● **REQUIREMENTS**: Track down each line that has the word "Nodular" and copy it.

● **DATASET RECORDS**:

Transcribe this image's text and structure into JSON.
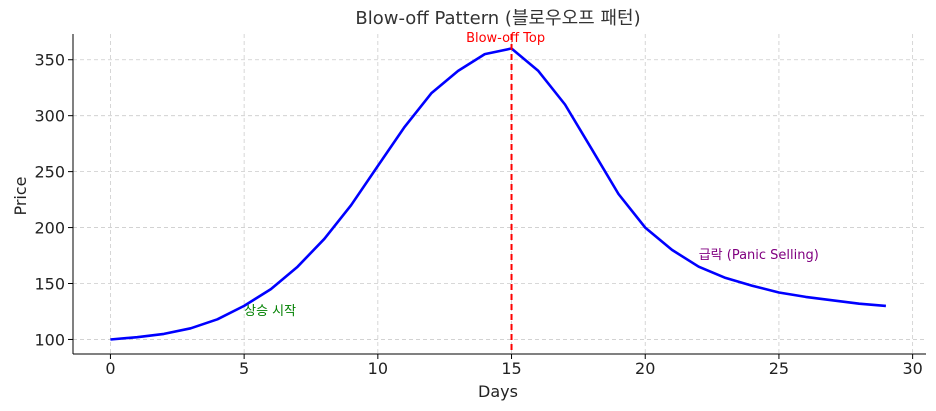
{
  "chart_data": {
    "type": "line",
    "title": "Blow-off Pattern (블로우오프 패턴)",
    "xlabel": "Days",
    "ylabel": "Price",
    "xlim": [
      -1.4,
      30.5
    ],
    "ylim": [
      87,
      373
    ],
    "xticks": [
      0,
      5,
      10,
      15,
      20,
      25,
      30
    ],
    "yticks": [
      100,
      150,
      200,
      250,
      300,
      350
    ],
    "grid": true,
    "colors": {
      "line": "#0000ff",
      "vline": "#ff0000"
    },
    "series": [
      {
        "x": [
          0,
          1,
          2,
          3,
          4,
          5,
          6,
          7,
          8,
          9,
          10,
          11,
          12,
          13,
          14,
          15,
          16,
          17,
          18,
          19,
          20,
          21,
          22,
          23,
          24,
          25,
          26,
          27,
          28,
          29
        ],
        "values": [
          100,
          102,
          105,
          110,
          118,
          130,
          145,
          165,
          190,
          220,
          255,
          290,
          320,
          340,
          355,
          360,
          340,
          310,
          270,
          230,
          200,
          180,
          165,
          155,
          148,
          142,
          138,
          135,
          132,
          130
        ]
      }
    ],
    "vline": {
      "x": 15
    },
    "annotations": [
      {
        "text": "Blow-off Top",
        "x": 13.3,
        "y": 366,
        "color": "#ff0000"
      },
      {
        "text": "상승 시작",
        "x": 5,
        "y": 122,
        "color": "#008000"
      },
      {
        "text": "급락 (Panic Selling)",
        "x": 22,
        "y": 172,
        "color": "#800080"
      }
    ]
  }
}
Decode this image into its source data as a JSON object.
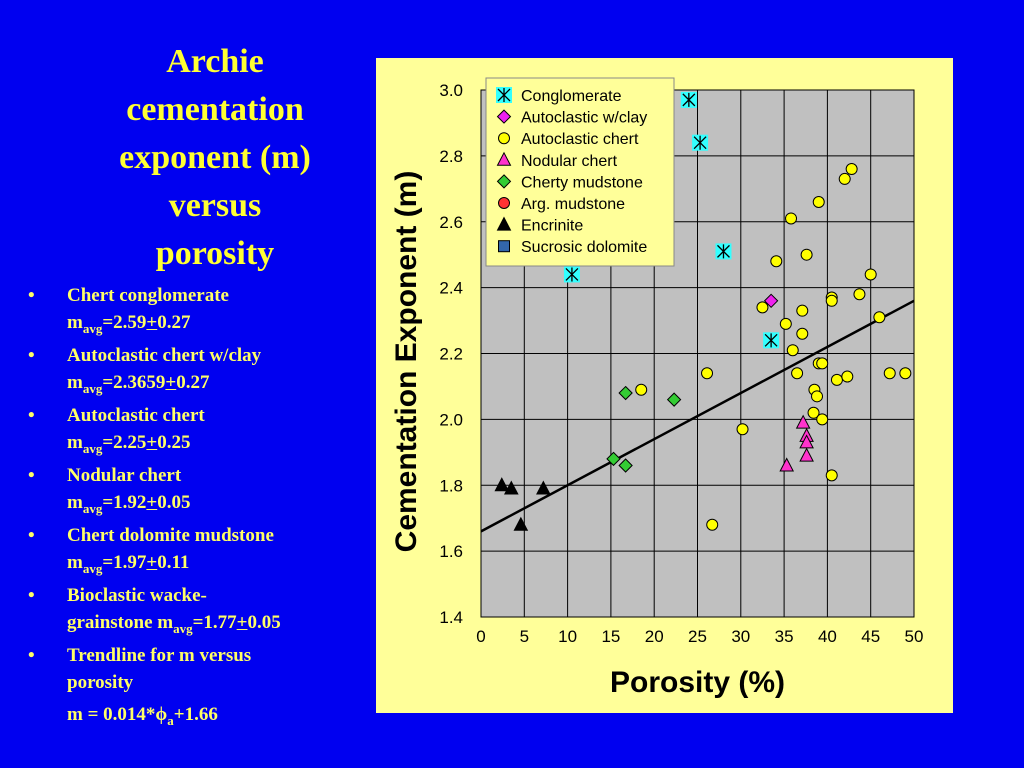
{
  "title_lines": [
    "Archie",
    "cementation",
    "exponent (m)",
    "versus",
    "porosity"
  ],
  "bullet_char": "•",
  "bullets": [
    {
      "label": "Chert conglomerate",
      "pre": "m",
      "sub": "avg",
      "eq": "=2.59",
      "pm": "+",
      "post": "0.27"
    },
    {
      "label": "Autoclastic chert w/clay",
      "pre": "m",
      "sub": "avg",
      "eq": "=2.3659",
      "pm": "+",
      "post": "0.27"
    },
    {
      "label": "Autoclastic chert",
      "pre": "m",
      "sub": "avg",
      "eq": "=2.25",
      "pm": "+",
      "post": "0.25"
    },
    {
      "label": "Nodular chert",
      "pre": "m",
      "sub": "avg",
      "eq": "=1.92",
      "pm": "+",
      "post": "0.05"
    },
    {
      "label": "Chert dolomite mudstone",
      "pre": "m",
      "sub": "avg",
      "eq": "=1.97",
      "pm": "+",
      "post": "0.11"
    },
    {
      "label": "Bioclastic wacke-",
      "pre": "grainstone m",
      "sub": "avg",
      "eq": "=1.77",
      "pm": "+",
      "post": "0.05"
    },
    {
      "label": "Trendline for m versus",
      "pre": "porosity",
      "sub": "",
      "eq": "",
      "pm": "",
      "post": ""
    }
  ],
  "formula": {
    "pre": "m = 0.014*",
    "phi": "ϕ",
    "sub": "a",
    "post": "+1.66"
  },
  "chart_data": {
    "type": "scatter",
    "xlabel": "Porosity (%)",
    "ylabel": "Cementation Exponent (m)",
    "xlim": [
      0,
      50
    ],
    "ylim": [
      1.4,
      3.0
    ],
    "xticks": [
      0,
      5,
      10,
      15,
      20,
      25,
      30,
      35,
      40,
      45,
      50
    ],
    "yticks": [
      1.4,
      1.6,
      1.8,
      2.0,
      2.2,
      2.4,
      2.6,
      2.8,
      3.0
    ],
    "xtick_labels": [
      "0",
      "5",
      "10",
      "15",
      "20",
      "25",
      "30",
      "35",
      "40",
      "45",
      "50"
    ],
    "ytick_labels": [
      "1.4",
      "1.6",
      "1.8",
      "2.0",
      "2.2",
      "2.4",
      "2.6",
      "2.8",
      "3.0"
    ],
    "grid": true,
    "plot_background": "#c0c0c0",
    "panel_background": "#ffff99",
    "legend_position": "top-left",
    "trendline": {
      "slope": 0.014,
      "intercept": 1.66,
      "x_range": [
        0,
        50
      ],
      "color": "#000000"
    },
    "series": [
      {
        "name": "Conglomerate",
        "marker": "asterisk",
        "color": "#33ffff",
        "points": [
          [
            24,
            2.97
          ],
          [
            25.3,
            2.84
          ],
          [
            28,
            2.51
          ],
          [
            10.5,
            2.44
          ],
          [
            33.5,
            2.24
          ]
        ]
      },
      {
        "name": "Autoclastic w/clay",
        "marker": "diamond",
        "color": "#ee22ee",
        "points": [
          [
            33.5,
            2.36
          ]
        ]
      },
      {
        "name": "Autoclastic chert",
        "marker": "circle",
        "color": "#ffff00",
        "points": [
          [
            42.8,
            2.76
          ],
          [
            42,
            2.73
          ],
          [
            39,
            2.66
          ],
          [
            35.8,
            2.61
          ],
          [
            34.1,
            2.48
          ],
          [
            37.6,
            2.5
          ],
          [
            45,
            2.44
          ],
          [
            43.7,
            2.38
          ],
          [
            40.5,
            2.37
          ],
          [
            40.5,
            2.36
          ],
          [
            32.5,
            2.34
          ],
          [
            37.1,
            2.33
          ],
          [
            35.2,
            2.29
          ],
          [
            46,
            2.31
          ],
          [
            37.1,
            2.26
          ],
          [
            36,
            2.21
          ],
          [
            39,
            2.17
          ],
          [
            39.4,
            2.17
          ],
          [
            36.5,
            2.14
          ],
          [
            26.1,
            2.14
          ],
          [
            41.1,
            2.12
          ],
          [
            42.3,
            2.13
          ],
          [
            47.2,
            2.14
          ],
          [
            49,
            2.14
          ],
          [
            38.5,
            2.09
          ],
          [
            38.8,
            2.07
          ],
          [
            18.5,
            2.09
          ],
          [
            38.4,
            2.02
          ],
          [
            39.4,
            2.0
          ],
          [
            30.2,
            1.97
          ],
          [
            40.5,
            1.83
          ],
          [
            26.7,
            1.68
          ]
        ]
      },
      {
        "name": "Nodular chert",
        "marker": "triangle",
        "color": "#ff33cc",
        "points": [
          [
            37.2,
            1.99
          ],
          [
            37.6,
            1.95
          ],
          [
            37.6,
            1.93
          ],
          [
            37.6,
            1.89
          ],
          [
            35.3,
            1.86
          ]
        ]
      },
      {
        "name": "Cherty mudstone",
        "marker": "diamond",
        "color": "#33cc33",
        "points": [
          [
            16.7,
            2.08
          ],
          [
            22.3,
            2.06
          ],
          [
            15.3,
            1.88
          ],
          [
            16.7,
            1.86
          ]
        ]
      },
      {
        "name": "Arg. mudstone",
        "marker": "circle",
        "color": "#ff3333",
        "points": []
      },
      {
        "name": "Encrinite",
        "marker": "triangle",
        "color": "#000000",
        "points": [
          [
            2.4,
            1.8
          ],
          [
            3.5,
            1.79
          ],
          [
            7.2,
            1.79
          ],
          [
            4.6,
            1.68
          ]
        ]
      },
      {
        "name": "Sucrosic dolomite",
        "marker": "square",
        "color": "#3366aa",
        "points": []
      }
    ]
  }
}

● **ANSWER IN FULL**:
      "label": "Nodular chert",
        "name": "Nodular chert",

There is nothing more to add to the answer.